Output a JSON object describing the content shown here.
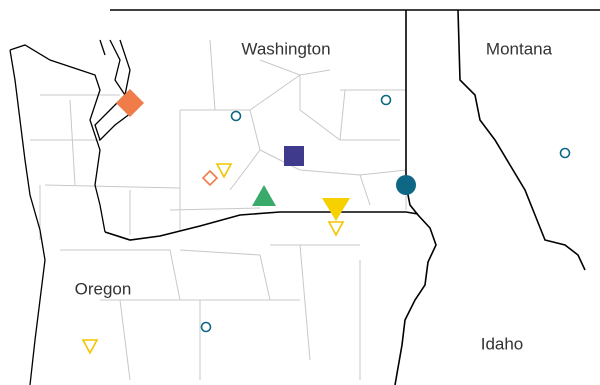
{
  "map": {
    "labels": [
      "Washington",
      "Montana",
      "Oregon",
      "Idaho"
    ]
  }
}
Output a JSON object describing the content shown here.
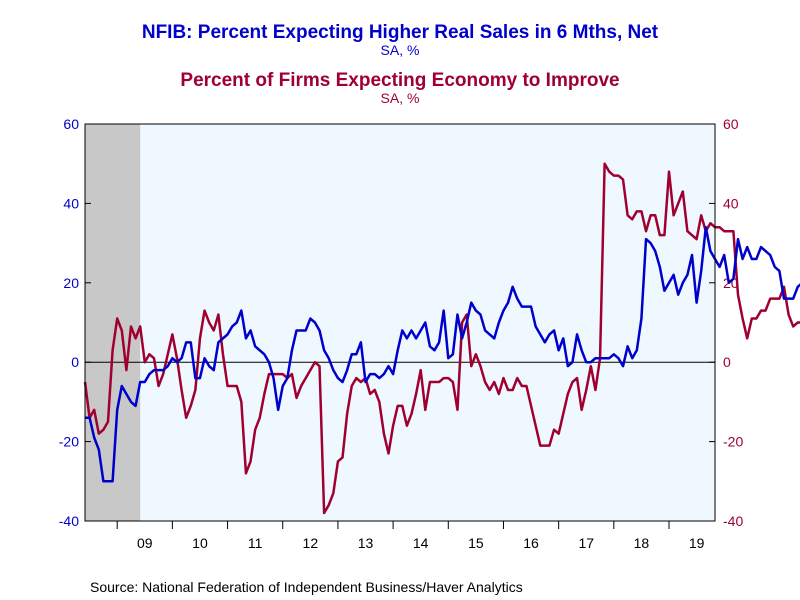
{
  "colors": {
    "series1": "#0000cc",
    "series2": "#a00030",
    "plot_bg": "#f0f8ff",
    "recession": "#c8c8c8",
    "axis": "#000000"
  },
  "chart_data": {
    "type": "line",
    "title": "NFIB: Percent Expecting Higher Real Sales in 6 Mths, Net",
    "title_unit": "SA, %",
    "subtitle": "Percent of Firms Expecting Economy to Improve",
    "subtitle_unit": "SA, %",
    "source": "Source:  National Federation of Independent Business/Haver Analytics",
    "x_range": [
      "2008-06",
      "2019-11"
    ],
    "x_tick_labels": [
      {
        "label": "09",
        "year": 2009
      },
      {
        "label": "10",
        "year": 2010
      },
      {
        "label": "11",
        "year": 2011
      },
      {
        "label": "12",
        "year": 2012
      },
      {
        "label": "13",
        "year": 2013
      },
      {
        "label": "14",
        "year": 2014
      },
      {
        "label": "15",
        "year": 2015
      },
      {
        "label": "16",
        "year": 2016
      },
      {
        "label": "17",
        "year": 2017
      },
      {
        "label": "18",
        "year": 2018
      },
      {
        "label": "19",
        "year": 2019
      }
    ],
    "y_left": {
      "ylim": [
        -40,
        60
      ],
      "ticks": [
        60,
        40,
        20,
        0,
        -20,
        -40
      ]
    },
    "y_right": {
      "ylim": [
        -40,
        60
      ],
      "ticks": [
        60,
        40,
        20,
        0,
        -20,
        -40
      ]
    },
    "recession_shading": {
      "start": "2008-06",
      "end": "2009-06"
    },
    "zero_line": true,
    "series": [
      {
        "name": "NFIB: Percent Expecting Higher Real Sales in 6 Mths, Net",
        "axis": "left",
        "start": "2008-06",
        "values": [
          -14,
          -14,
          -19,
          -22,
          -30,
          -30,
          -30,
          -12,
          -6,
          -8,
          -10,
          -11,
          -5,
          -5,
          -3,
          -2,
          -2,
          -2,
          -1,
          1,
          0,
          1,
          5,
          5,
          -4,
          -4,
          1,
          -1,
          -2,
          5,
          6,
          7,
          9,
          10,
          13,
          6,
          8,
          4,
          3,
          2,
          0,
          -4,
          -12,
          -6,
          -4,
          3,
          8,
          8,
          8,
          11,
          10,
          8,
          3,
          1,
          -2,
          -4,
          -5,
          -2,
          2,
          2,
          5,
          -5,
          -3,
          -3,
          -4,
          -3,
          -1,
          -3,
          3,
          8,
          6,
          8,
          6,
          8,
          10,
          4,
          3,
          5,
          13,
          1,
          2,
          12,
          6,
          10,
          15,
          13,
          12,
          8,
          7,
          6,
          10,
          13,
          15,
          19,
          16,
          14,
          14,
          14,
          9,
          7,
          5,
          7,
          8,
          3,
          6,
          -1,
          0,
          7,
          3,
          0,
          0,
          1,
          1,
          1,
          1,
          2,
          1,
          -1,
          4,
          1,
          3,
          11,
          31,
          30,
          28,
          24,
          18,
          20,
          22,
          17,
          20,
          22,
          27,
          15,
          23,
          34,
          28,
          26,
          24,
          27,
          20,
          21,
          31,
          26,
          29,
          26,
          26,
          29,
          28,
          27,
          24,
          23,
          16,
          16,
          16,
          19,
          20,
          23,
          17,
          16,
          22,
          17,
          16,
          17,
          17
        ]
      },
      {
        "name": "Percent of Firms Expecting Economy to Improve",
        "axis": "right",
        "start": "2008-06",
        "values": [
          -5,
          -14,
          -12,
          -18,
          -17,
          -15,
          3,
          11,
          8,
          -2,
          9,
          6,
          9,
          0,
          2,
          1,
          -6,
          -3,
          2,
          7,
          1,
          -7,
          -14,
          -11,
          -7,
          6,
          13,
          10,
          8,
          12,
          2,
          -6,
          -6,
          -6,
          -10,
          -28,
          -25,
          -17,
          -14,
          -8,
          -3,
          -3,
          -3,
          -3,
          -4,
          -3,
          -9,
          -6,
          -4,
          -2,
          0,
          -1,
          -38,
          -36,
          -33,
          -25,
          -24,
          -13,
          -6,
          -4,
          -5,
          -4,
          -8,
          -7,
          -10,
          -18,
          -23,
          -16,
          -11,
          -11,
          -16,
          -13,
          -8,
          -2,
          -12,
          -5,
          -5,
          -5,
          -4,
          -4,
          -5,
          -12,
          10,
          12,
          -1,
          2,
          -1,
          -5,
          -7,
          -5,
          -8,
          -4,
          -7,
          -7,
          -4,
          -6,
          -6,
          -11,
          -16,
          -21,
          -21,
          -21,
          -17,
          -18,
          -13,
          -8,
          -5,
          -4,
          -12,
          -7,
          -1,
          -7,
          1,
          50,
          48,
          47,
          47,
          46,
          37,
          36,
          38,
          38,
          33,
          37,
          37,
          32,
          32,
          48,
          37,
          40,
          43,
          33,
          32,
          31,
          37,
          33,
          35,
          34,
          34,
          33,
          33,
          33,
          17,
          11,
          6,
          11,
          11,
          13,
          13,
          16,
          16,
          16,
          19,
          12,
          9,
          10,
          10
        ]
      }
    ]
  }
}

Your instructions: Find the word "Expecting" in the data and show each line that holds it.

In response:
    "title": "NFIB: Percent Expecting Higher Real Sales in 6 Mths, Net",
    "subtitle": "Percent of Firms Expecting Economy to Improve",
        "name": "NFIB: Percent Expecting Higher Real Sales in 6 Mths, Net",
        "name": "Percent of Firms Expecting Economy to Improve",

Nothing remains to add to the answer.